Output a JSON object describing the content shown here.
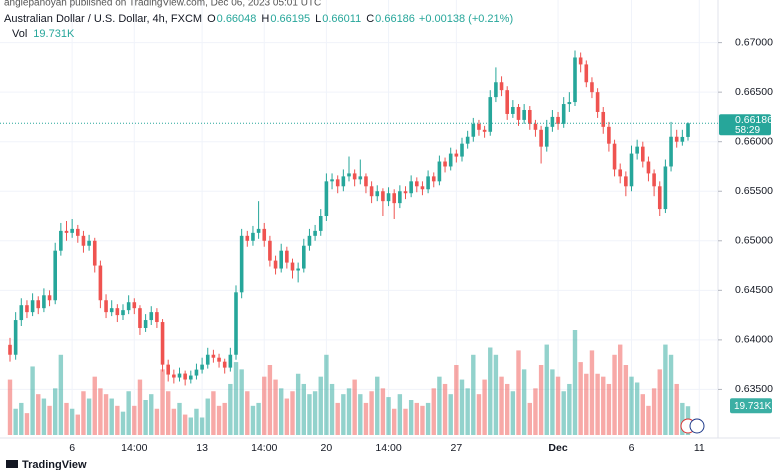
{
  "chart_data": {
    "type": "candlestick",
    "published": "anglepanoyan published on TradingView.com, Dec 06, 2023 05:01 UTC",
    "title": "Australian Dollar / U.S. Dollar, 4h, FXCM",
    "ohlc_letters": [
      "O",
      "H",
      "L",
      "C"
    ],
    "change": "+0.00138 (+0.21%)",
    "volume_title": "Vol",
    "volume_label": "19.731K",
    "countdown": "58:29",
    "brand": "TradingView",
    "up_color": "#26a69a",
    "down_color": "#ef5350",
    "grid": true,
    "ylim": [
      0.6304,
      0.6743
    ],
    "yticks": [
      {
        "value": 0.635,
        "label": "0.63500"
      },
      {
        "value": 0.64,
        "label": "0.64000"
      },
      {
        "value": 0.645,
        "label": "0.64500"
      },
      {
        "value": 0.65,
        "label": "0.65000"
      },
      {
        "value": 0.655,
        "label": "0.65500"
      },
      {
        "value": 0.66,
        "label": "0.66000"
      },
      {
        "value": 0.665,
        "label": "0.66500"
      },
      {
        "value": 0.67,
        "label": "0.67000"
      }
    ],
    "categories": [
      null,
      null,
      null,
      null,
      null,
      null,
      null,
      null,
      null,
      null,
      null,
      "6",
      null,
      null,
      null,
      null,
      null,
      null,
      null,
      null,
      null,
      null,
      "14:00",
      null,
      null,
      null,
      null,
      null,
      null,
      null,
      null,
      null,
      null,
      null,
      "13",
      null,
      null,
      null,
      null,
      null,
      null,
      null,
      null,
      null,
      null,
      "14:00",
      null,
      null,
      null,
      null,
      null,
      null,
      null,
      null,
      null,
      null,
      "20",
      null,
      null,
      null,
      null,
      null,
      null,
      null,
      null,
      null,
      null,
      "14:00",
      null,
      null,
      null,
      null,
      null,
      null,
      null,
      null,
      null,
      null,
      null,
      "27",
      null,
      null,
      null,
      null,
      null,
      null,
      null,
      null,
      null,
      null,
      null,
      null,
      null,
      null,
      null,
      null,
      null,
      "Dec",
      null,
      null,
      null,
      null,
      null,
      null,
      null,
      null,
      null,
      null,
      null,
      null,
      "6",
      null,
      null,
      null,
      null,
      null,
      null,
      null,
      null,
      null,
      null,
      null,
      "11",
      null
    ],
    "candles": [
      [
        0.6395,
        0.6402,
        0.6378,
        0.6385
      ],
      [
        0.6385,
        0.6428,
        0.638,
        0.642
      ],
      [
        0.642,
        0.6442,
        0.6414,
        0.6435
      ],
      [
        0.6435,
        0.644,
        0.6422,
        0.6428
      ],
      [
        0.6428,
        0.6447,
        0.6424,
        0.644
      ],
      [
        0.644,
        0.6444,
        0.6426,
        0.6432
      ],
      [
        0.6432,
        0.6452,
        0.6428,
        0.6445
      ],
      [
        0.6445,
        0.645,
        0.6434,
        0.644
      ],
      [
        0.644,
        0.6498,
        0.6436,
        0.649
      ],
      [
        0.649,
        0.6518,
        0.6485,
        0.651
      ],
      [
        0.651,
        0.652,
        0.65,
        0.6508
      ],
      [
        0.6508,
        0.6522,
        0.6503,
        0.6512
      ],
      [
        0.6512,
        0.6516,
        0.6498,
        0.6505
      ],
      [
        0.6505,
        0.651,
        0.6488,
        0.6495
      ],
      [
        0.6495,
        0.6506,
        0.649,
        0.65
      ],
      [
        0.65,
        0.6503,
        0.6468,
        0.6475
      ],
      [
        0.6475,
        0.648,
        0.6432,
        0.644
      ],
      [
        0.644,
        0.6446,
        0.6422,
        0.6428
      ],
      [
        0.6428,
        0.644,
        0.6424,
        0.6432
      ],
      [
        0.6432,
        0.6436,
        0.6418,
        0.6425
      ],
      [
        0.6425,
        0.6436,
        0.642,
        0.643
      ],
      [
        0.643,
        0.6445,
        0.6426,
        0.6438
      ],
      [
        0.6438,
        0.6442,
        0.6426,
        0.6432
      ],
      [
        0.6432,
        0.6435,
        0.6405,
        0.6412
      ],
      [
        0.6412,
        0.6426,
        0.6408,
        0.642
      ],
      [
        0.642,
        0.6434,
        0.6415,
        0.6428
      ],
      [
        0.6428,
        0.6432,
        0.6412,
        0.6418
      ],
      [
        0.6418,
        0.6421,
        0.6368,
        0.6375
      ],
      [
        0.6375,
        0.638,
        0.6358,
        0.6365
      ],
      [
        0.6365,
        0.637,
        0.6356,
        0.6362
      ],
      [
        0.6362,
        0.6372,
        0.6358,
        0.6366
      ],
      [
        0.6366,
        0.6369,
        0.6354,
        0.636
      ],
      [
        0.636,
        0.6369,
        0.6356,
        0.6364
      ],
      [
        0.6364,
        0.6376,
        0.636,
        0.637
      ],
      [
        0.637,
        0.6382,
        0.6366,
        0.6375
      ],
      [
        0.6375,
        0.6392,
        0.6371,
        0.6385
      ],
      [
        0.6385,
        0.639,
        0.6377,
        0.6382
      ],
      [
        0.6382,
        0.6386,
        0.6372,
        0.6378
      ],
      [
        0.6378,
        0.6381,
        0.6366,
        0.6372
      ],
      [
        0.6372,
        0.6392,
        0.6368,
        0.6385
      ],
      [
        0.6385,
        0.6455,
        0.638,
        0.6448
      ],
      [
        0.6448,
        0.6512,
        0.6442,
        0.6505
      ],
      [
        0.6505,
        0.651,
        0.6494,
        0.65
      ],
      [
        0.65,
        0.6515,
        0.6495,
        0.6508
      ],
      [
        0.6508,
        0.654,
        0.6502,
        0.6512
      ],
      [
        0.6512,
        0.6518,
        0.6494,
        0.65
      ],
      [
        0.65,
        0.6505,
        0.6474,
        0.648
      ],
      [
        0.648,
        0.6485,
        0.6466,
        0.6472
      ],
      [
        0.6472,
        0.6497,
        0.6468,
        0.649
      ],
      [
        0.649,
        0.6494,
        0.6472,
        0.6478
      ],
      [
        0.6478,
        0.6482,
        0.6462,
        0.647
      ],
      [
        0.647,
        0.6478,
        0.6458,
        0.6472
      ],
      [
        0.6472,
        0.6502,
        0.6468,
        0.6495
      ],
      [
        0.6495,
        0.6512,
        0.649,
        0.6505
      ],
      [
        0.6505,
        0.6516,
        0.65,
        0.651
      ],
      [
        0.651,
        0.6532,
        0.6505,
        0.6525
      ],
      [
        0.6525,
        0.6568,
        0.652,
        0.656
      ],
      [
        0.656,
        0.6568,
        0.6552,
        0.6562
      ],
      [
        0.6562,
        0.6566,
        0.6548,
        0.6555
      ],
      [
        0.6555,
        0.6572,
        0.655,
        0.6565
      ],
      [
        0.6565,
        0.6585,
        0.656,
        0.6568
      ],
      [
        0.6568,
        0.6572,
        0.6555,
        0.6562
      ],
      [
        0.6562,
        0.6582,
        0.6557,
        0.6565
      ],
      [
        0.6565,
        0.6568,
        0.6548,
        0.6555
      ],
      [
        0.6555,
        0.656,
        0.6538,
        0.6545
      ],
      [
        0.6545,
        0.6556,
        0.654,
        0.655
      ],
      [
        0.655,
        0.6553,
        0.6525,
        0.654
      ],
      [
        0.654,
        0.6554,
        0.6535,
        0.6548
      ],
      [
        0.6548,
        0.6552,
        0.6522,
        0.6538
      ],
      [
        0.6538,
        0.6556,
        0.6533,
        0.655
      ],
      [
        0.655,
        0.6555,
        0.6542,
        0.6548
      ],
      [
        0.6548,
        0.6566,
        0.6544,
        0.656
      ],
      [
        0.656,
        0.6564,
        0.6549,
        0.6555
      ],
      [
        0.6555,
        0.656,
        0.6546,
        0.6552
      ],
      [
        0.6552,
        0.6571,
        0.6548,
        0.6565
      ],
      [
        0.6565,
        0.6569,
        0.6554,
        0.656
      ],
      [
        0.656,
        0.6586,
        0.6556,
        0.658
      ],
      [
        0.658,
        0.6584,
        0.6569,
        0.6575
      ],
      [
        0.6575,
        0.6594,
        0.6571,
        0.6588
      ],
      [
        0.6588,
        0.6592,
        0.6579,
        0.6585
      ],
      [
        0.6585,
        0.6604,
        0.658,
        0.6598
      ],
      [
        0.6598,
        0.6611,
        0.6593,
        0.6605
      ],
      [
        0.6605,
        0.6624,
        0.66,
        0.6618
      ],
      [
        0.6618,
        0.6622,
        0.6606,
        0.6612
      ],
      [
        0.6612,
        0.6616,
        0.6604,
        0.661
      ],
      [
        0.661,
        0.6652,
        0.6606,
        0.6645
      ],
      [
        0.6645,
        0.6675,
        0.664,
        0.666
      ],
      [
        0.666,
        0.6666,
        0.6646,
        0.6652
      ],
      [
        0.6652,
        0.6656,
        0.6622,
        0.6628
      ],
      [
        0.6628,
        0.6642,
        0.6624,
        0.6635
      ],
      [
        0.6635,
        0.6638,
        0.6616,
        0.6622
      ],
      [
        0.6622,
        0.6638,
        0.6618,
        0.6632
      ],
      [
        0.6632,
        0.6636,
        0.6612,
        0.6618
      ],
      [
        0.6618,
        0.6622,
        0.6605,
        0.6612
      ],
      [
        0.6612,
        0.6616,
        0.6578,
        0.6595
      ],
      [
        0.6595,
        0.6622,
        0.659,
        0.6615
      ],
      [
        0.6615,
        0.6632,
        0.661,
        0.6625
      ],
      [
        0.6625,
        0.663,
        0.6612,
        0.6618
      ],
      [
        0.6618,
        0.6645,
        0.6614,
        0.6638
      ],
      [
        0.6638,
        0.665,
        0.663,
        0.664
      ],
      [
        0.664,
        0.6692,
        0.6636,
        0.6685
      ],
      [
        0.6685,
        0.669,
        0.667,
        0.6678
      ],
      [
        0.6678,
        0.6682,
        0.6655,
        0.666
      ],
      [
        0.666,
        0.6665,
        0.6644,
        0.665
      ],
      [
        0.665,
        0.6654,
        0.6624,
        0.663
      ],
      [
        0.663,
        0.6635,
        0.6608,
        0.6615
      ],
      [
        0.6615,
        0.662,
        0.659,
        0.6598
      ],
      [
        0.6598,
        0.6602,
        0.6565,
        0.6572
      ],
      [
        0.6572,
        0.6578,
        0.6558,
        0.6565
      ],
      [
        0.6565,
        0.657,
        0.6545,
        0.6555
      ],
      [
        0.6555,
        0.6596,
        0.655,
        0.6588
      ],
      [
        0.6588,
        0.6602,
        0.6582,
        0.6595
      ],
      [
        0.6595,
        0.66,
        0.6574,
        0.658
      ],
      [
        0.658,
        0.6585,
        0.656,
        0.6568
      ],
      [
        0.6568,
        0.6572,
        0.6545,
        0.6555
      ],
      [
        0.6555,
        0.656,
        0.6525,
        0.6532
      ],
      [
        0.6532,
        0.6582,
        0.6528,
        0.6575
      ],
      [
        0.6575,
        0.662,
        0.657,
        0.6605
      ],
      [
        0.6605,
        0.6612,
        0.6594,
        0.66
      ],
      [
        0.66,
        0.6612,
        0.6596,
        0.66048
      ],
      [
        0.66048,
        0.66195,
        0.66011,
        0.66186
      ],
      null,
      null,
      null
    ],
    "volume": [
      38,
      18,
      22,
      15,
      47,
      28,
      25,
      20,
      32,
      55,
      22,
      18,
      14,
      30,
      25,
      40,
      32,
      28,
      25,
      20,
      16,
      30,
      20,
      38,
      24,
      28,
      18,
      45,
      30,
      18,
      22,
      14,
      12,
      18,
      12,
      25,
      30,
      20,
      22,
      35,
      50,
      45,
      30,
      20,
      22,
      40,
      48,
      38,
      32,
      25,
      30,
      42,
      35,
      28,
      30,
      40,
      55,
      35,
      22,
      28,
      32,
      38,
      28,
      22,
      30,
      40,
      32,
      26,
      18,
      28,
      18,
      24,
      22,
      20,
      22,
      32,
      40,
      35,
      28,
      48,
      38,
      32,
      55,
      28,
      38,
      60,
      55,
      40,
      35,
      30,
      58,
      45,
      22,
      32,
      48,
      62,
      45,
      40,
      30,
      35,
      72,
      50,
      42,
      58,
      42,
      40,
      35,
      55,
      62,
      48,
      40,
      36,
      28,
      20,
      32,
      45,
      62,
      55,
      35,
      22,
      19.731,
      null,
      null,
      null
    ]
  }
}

:::

Stated problem. Search the listing for the string "TradingView". Copy each line where it turns up.

Answer.
    "published": "anglepanoyan published on TradingView.com, Dec 06, 2023 05:01 UTC",
    "brand": "TradingView",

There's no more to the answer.